◆ **Extracted data entries**
--- start ---
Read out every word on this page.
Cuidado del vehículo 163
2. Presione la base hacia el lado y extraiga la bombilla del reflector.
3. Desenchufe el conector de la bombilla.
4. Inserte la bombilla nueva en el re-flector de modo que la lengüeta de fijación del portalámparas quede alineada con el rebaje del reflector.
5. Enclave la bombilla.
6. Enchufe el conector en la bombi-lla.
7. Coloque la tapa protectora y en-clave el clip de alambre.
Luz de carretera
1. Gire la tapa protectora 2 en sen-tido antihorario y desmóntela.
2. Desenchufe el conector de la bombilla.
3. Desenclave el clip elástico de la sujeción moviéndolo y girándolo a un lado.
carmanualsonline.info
--- end ---
◆ **DIRECTIONS FOR THIS TASK**
From the first line to the last, please quote the material above exactly.

◆ **SOLUTION TO THE EXERCISE**
Read out every word on this page.
Cuidado del vehículo 163
2. Presione la base hacia el lado y extraiga la bombilla del reflector.
3. Desenchufe el conector de la bombilla.
4. Inserte la bombilla nueva en el re-flector de modo que la lengüeta de fijación del portalámparas quede alineada con el rebaje del reflector.
5. Enclave la bombilla.
6. Enchufe el conector en la bombi-lla.
7. Coloque la tapa protectora y en-clave el clip de alambre.
Luz de carretera
1. Gire la tapa protectora 2 en sen-tido antihorario y desmóntela.
2. Desenchufe el conector de la bombilla.
3. Desenclave el clip elástico de la sujeción moviéndolo y girándolo a un lado.
carmanualsonline.info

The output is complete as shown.